▸ **Supplied information**:
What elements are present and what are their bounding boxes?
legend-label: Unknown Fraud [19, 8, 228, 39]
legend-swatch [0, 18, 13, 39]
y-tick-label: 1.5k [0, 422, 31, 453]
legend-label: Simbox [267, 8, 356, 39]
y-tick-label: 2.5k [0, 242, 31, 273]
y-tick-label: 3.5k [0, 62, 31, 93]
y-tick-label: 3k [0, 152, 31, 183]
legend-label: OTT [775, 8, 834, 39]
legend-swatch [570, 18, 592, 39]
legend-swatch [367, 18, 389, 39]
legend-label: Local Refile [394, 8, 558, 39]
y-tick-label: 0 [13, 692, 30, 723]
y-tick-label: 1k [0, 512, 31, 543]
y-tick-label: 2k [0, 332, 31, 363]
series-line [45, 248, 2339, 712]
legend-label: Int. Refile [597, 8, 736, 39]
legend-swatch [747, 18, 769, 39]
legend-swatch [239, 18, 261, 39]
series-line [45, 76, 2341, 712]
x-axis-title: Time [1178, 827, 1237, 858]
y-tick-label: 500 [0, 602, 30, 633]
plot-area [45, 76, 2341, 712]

--

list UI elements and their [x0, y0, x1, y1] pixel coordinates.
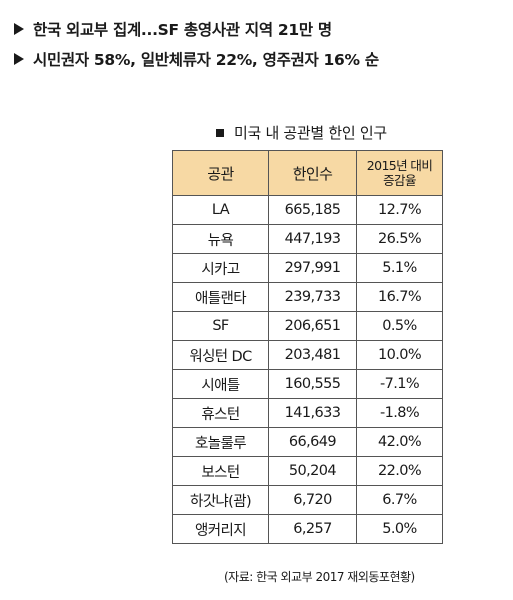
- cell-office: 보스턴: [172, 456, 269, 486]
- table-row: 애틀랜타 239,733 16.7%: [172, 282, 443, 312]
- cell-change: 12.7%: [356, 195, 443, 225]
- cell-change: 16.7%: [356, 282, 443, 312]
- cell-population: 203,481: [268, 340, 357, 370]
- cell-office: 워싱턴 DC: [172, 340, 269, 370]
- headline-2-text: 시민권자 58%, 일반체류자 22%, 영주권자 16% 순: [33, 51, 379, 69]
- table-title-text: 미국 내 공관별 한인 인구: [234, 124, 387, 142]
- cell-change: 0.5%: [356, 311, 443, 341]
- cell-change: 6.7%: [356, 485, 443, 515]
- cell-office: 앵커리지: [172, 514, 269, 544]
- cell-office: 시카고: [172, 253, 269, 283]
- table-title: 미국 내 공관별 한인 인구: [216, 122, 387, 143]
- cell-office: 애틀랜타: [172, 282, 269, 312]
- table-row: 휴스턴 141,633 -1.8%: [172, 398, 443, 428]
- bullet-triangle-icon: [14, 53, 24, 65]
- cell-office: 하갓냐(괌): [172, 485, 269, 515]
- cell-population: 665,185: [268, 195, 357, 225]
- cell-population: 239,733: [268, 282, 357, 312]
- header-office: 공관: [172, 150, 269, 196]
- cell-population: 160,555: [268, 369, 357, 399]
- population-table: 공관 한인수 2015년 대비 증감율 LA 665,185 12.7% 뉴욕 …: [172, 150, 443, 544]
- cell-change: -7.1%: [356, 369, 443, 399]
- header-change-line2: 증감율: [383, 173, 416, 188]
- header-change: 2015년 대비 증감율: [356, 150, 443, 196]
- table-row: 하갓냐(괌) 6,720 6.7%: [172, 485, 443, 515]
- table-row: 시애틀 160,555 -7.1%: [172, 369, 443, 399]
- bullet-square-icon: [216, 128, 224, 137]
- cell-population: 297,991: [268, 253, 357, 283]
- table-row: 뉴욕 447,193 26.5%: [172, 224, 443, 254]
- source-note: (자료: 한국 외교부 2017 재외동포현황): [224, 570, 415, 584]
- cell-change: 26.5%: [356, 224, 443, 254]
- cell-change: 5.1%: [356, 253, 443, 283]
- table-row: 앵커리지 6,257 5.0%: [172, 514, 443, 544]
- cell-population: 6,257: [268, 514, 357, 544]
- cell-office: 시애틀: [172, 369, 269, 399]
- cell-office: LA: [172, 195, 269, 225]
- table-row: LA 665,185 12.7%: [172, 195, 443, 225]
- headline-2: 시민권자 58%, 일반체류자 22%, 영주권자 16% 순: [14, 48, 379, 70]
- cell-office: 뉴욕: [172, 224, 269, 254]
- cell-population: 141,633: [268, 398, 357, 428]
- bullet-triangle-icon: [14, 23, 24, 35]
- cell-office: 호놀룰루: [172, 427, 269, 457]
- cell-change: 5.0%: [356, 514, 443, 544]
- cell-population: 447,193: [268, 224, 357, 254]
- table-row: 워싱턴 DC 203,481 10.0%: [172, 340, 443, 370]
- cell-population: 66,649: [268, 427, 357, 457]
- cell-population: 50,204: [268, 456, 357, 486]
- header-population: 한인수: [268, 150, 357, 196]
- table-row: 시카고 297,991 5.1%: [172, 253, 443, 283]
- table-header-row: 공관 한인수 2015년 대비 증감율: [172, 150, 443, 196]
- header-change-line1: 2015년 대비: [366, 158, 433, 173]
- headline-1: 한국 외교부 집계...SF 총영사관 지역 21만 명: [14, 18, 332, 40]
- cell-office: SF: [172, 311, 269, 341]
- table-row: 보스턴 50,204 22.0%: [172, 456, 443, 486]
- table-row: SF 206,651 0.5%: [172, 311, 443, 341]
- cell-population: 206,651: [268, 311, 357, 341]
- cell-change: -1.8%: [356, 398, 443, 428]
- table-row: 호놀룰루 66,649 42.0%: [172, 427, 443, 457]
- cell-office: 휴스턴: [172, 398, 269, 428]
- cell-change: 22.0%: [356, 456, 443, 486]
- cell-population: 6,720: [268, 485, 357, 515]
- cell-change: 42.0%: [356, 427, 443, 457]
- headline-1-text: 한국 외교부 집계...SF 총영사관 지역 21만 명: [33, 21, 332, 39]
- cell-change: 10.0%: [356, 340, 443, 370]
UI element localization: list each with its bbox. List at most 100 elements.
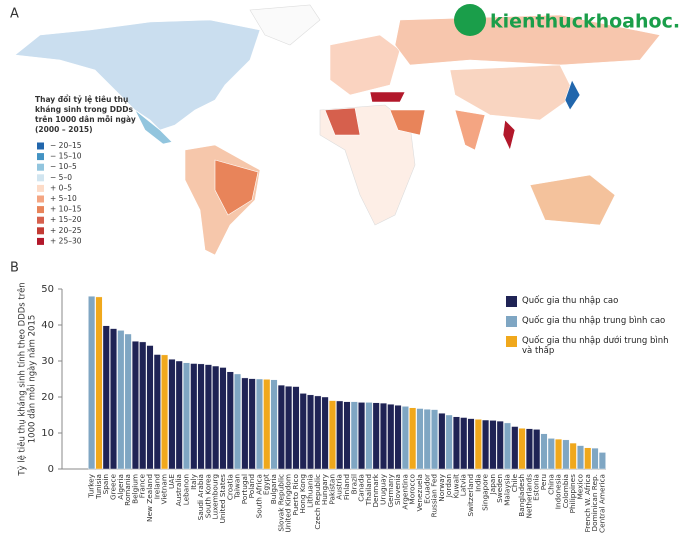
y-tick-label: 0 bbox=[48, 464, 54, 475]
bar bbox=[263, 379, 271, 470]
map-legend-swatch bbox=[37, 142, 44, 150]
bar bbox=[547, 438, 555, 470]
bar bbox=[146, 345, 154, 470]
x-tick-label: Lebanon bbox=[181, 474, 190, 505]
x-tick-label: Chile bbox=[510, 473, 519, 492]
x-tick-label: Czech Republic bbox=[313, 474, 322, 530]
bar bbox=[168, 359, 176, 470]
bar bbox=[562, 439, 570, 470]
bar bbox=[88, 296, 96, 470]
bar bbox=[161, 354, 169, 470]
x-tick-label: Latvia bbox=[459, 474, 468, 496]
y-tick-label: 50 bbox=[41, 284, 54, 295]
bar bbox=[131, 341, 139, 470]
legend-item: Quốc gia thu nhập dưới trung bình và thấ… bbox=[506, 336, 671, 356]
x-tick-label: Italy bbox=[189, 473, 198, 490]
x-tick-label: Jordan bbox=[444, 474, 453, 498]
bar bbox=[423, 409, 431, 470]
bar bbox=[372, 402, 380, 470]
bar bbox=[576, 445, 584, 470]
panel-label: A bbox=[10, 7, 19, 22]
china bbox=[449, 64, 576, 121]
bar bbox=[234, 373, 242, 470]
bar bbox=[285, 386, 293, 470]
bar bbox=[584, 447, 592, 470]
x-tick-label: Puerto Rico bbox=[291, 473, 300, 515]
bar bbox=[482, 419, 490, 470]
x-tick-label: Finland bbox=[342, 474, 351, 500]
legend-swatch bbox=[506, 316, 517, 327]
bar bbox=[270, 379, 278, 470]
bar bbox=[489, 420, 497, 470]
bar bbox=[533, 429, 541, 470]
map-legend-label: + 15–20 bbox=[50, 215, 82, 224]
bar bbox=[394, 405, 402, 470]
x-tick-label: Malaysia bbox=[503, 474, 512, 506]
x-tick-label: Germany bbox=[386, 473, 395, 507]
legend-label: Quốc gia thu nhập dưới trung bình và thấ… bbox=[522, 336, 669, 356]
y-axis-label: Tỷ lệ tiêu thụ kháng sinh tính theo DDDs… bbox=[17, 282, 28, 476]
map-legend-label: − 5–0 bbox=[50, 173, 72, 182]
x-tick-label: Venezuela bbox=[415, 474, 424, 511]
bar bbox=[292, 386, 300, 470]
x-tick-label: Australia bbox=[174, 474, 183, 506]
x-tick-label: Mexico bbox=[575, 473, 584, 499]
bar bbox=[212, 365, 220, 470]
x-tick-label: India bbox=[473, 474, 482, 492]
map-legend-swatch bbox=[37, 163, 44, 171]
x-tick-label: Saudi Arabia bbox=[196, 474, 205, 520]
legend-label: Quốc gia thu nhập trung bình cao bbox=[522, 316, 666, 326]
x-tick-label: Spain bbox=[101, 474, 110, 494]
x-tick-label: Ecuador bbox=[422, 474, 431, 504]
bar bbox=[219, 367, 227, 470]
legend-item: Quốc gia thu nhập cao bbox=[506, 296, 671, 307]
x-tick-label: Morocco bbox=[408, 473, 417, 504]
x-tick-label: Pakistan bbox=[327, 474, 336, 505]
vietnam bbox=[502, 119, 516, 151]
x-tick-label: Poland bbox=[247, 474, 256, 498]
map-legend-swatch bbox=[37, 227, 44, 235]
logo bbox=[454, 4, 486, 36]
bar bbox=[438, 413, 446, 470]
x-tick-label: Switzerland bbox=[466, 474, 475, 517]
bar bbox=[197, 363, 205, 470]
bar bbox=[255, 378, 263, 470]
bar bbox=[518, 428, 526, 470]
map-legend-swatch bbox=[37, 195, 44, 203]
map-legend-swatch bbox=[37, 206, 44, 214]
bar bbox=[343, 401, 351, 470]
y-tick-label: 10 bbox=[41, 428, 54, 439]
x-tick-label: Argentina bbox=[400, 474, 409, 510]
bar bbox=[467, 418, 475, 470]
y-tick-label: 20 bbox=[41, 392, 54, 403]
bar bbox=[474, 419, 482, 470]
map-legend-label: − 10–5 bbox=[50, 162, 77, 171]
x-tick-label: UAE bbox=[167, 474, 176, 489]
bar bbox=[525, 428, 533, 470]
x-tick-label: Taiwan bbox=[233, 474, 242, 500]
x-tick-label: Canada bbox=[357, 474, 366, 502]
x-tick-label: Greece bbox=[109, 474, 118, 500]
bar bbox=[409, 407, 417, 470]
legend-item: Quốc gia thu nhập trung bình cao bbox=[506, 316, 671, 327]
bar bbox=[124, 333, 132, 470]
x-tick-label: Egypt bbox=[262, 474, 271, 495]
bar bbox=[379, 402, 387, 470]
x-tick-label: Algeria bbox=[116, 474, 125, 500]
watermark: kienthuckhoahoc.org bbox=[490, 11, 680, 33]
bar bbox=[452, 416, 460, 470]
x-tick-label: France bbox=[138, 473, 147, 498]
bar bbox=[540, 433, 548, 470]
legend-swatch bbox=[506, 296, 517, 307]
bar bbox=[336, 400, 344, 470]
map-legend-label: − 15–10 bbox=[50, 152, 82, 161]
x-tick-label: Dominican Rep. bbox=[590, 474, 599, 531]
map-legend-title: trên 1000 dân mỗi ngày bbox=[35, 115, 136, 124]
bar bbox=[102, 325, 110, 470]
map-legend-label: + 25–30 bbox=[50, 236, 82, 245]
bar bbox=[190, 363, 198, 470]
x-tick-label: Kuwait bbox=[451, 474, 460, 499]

---

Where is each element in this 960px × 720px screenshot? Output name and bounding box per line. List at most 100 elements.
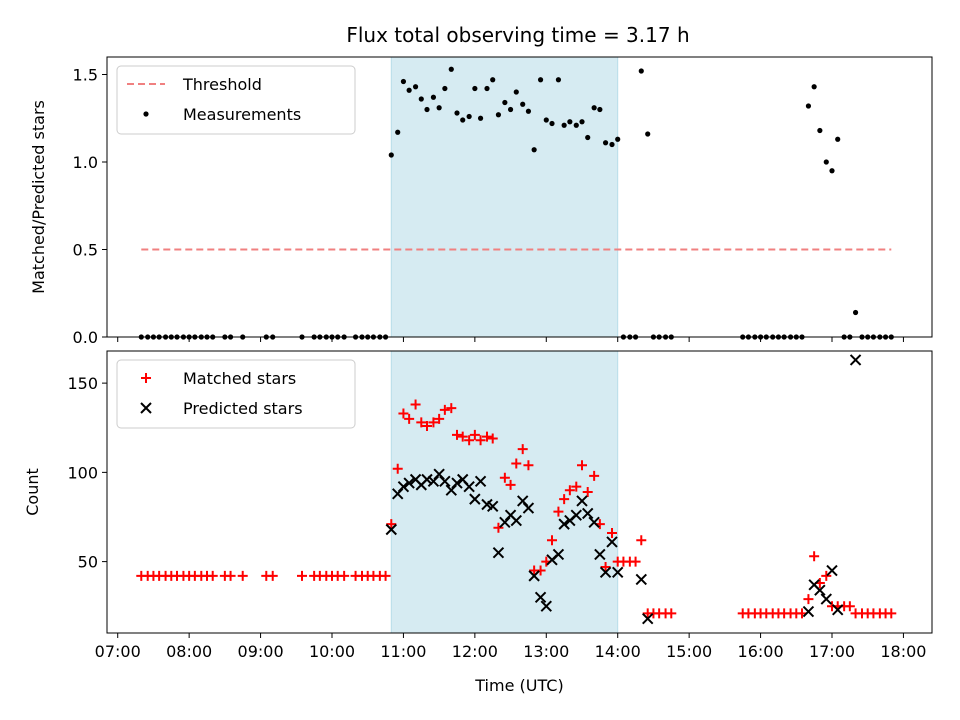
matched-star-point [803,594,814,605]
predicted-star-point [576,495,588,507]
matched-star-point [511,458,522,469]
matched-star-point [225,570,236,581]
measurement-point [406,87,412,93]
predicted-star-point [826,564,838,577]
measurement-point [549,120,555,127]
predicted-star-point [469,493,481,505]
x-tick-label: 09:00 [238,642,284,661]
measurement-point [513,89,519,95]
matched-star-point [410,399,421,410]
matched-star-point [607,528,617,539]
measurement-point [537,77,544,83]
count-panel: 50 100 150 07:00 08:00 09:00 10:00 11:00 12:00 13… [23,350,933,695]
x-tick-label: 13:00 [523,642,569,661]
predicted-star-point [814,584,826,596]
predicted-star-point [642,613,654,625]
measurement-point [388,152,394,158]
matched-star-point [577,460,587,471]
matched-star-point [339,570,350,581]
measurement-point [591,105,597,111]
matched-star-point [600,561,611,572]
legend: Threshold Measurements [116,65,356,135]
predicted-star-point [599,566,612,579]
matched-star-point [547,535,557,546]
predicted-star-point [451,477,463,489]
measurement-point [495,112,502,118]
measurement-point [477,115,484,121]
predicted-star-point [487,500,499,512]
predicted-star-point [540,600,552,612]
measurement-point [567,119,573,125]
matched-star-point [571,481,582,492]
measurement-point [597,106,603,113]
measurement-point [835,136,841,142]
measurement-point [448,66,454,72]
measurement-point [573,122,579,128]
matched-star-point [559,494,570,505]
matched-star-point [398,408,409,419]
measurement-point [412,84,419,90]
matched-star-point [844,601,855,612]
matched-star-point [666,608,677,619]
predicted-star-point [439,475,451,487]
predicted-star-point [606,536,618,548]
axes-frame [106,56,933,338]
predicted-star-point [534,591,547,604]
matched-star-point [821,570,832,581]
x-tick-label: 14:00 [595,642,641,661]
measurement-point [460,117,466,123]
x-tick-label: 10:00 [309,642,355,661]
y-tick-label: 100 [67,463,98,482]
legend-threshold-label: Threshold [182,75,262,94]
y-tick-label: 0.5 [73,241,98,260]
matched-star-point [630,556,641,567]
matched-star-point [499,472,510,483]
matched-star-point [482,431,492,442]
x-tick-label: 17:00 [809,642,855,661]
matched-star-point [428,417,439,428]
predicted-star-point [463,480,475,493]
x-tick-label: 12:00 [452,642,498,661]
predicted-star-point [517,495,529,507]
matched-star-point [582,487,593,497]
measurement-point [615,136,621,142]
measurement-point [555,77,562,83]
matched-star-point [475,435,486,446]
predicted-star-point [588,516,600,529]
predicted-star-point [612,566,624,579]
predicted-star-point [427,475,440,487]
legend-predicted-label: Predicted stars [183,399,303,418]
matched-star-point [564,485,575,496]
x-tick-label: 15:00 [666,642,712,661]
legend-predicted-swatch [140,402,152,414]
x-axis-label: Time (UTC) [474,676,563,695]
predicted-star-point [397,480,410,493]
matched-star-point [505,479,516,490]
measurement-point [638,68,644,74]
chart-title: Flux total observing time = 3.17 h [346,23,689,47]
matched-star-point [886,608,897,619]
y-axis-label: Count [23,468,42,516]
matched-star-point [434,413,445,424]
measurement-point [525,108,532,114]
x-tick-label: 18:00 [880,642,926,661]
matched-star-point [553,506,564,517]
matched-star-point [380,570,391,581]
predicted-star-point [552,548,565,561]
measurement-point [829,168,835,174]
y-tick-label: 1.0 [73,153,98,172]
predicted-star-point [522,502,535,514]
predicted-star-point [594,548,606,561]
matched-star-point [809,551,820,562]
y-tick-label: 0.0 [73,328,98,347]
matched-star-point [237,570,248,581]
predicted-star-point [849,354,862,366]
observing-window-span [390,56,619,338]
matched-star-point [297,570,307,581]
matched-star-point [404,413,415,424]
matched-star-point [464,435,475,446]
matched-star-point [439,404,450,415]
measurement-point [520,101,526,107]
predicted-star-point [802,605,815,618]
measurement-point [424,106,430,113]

▸ **Problem**:
Can you give the records from the line with "What elements are" up to and including the line with "legend-label: Local Refile [394, 8, 558, 39]" as a Markdown table with the columns Row and Text, leaving out any blank lines?

▸ **The response**:
| Row | Text |
|---|---|
| 1 | What elements are present and what are their bounding boxes? |
| 2 | legend-label: Unknown Fraud [19, 8, 228, 39] |
| 3 | legend-swatch [0, 18, 13, 39] |
| 4 | y-tick-label: 1.5k [0, 422, 31, 453] |
| 5 | legend-label: Simbox [267, 8, 356, 39] |
| 6 | y-tick-label: 2.5k [0, 242, 31, 273] |
| 7 | y-tick-label: 3.5k [0, 62, 31, 93] |
| 8 | y-tick-label: 3k [0, 152, 31, 183] |
| 9 | legend-label: OTT [775, 8, 834, 39] |
| 10 | legend-swatch [570, 18, 592, 39] |
| 11 | legend-swatch [367, 18, 389, 39] |
| 12 | legend-label: Local Refile [394, 8, 558, 39] |